-- Supplied information --
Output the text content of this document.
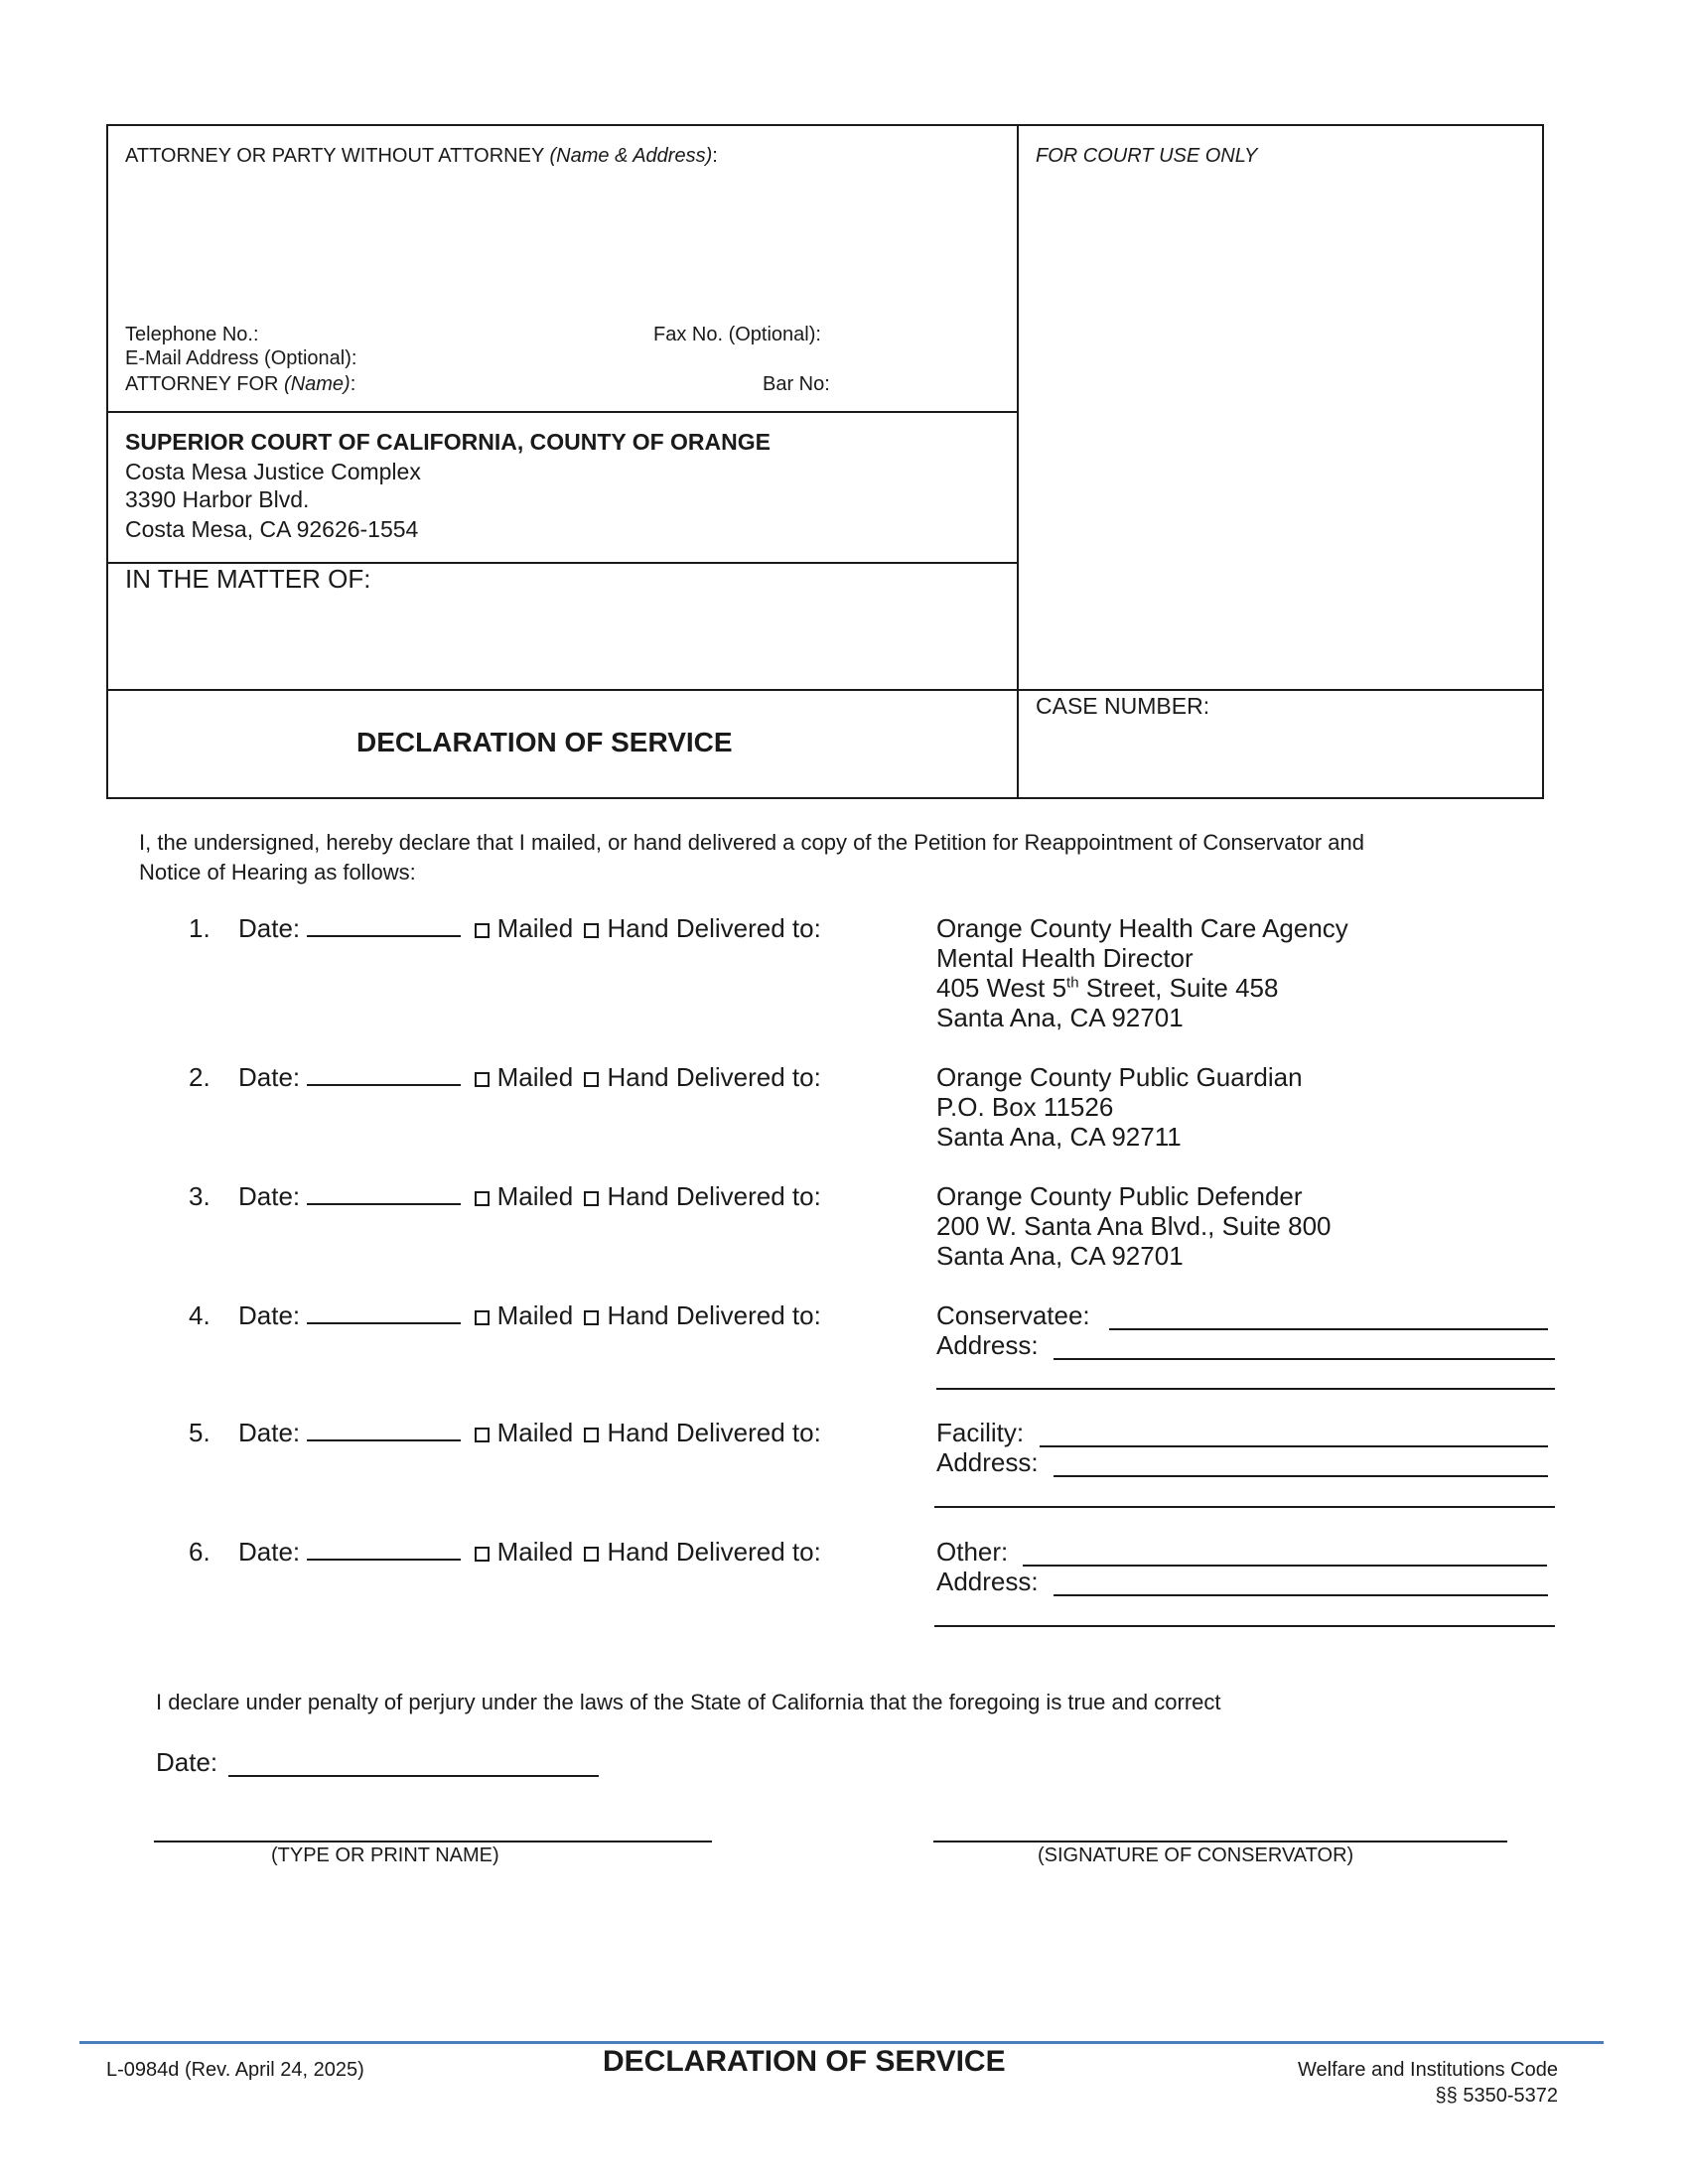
ATTORNEY OR PARTY WITHOUT ATTORNEY (Name & Address):	FOR COURT USE ONLY
Telephone No.:	Fax No. (Optional):
E-Mail Address (Optional):
ATTORNEY FOR (Name):	Bar No:
SUPERIOR COURT OF CALIFORNIA, COUNTY OF ORANGE
Costa Mesa Justice Complex
3390 Harbor Blvd.
Costa Mesa, CA 92626-1554
IN THE MATTER OF:
DECLARATION OF SERVICE
CASE NUMBER:
I, the undersigned, hereby declare that I mailed, or hand delivered a copy of the Petition for Reappointment of Conservator and
Notice of Hearing as follows:
1. Date:	Mailed Hand Delivered to:	Orange County Health Care Agency
Mental Health Director
405 West 5th Street, Suite 458
Santa Ana, CA 92701
2. Date:	Mailed Hand Delivered to:	Orange County Public Guardian
P.O. Box 11526
Santa Ana, CA 92711
3. Date:	Mailed Hand Delivered to:	Orange County Public Defender
200 W. Santa Ana Blvd., Suite 800
Santa Ana, CA 92701
4. Date:	Mailed Hand Delivered to:	Conservatee:
Address:
5. Date:	Mailed Hand Delivered to:	Facility:
Address:
6. Date:	Mailed Hand Delivered to:	Other:
Address:
I declare under penalty of perjury under the laws of the State of California that the foregoing is true and correct
Date:
(TYPE OR PRINT NAME)	(SIGNATURE OF CONSERVATOR)
L-0984d (Rev. April 24, 2025)	DECLARATION OF SERVICE	Welfare and Institutions Code
§§ 5350-5372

-- Set task --
Transcribe the records word for word and include no pictures.

-- Result below --
Output the text content of this document.
ATTORNEY OR PARTY WITHOUT ATTORNEY (Name & Address):	FOR COURT USE ONLY
Telephone No.:	Fax No. (Optional):
E-Mail Address (Optional):
ATTORNEY FOR (Name):	Bar No:
SUPERIOR COURT OF CALIFORNIA, COUNTY OF ORANGE
Costa Mesa Justice Complex
3390 Harbor Blvd.
Costa Mesa, CA 92626-1554
IN THE MATTER OF:
DECLARATION OF SERVICE
CASE NUMBER:
I, the undersigned, hereby declare that I mailed, or hand delivered a copy of the Petition for Reappointment of Conservator and
Notice of Hearing as follows:
1. Date:	Mailed Hand Delivered to:	Orange County Health Care Agency
Mental Health Director
405 West 5th Street, Suite 458
Santa Ana, CA 92701
2. Date:	Mailed Hand Delivered to:	Orange County Public Guardian
P.O. Box 11526
Santa Ana, CA 92711
3. Date:	Mailed Hand Delivered to:	Orange County Public Defender
200 W. Santa Ana Blvd., Suite 800
Santa Ana, CA 92701
4. Date:	Mailed Hand Delivered to:	Conservatee:
Address:
5. Date:	Mailed Hand Delivered to:	Facility:
Address:
6. Date:	Mailed Hand Delivered to:	Other:
Address:
I declare under penalty of perjury under the laws of the State of California that the foregoing is true and correct
Date:
(TYPE OR PRINT NAME)	(SIGNATURE OF CONSERVATOR)
L-0984d (Rev. April 24, 2025)	DECLARATION OF SERVICE	Welfare and Institutions Code
§§ 5350-5372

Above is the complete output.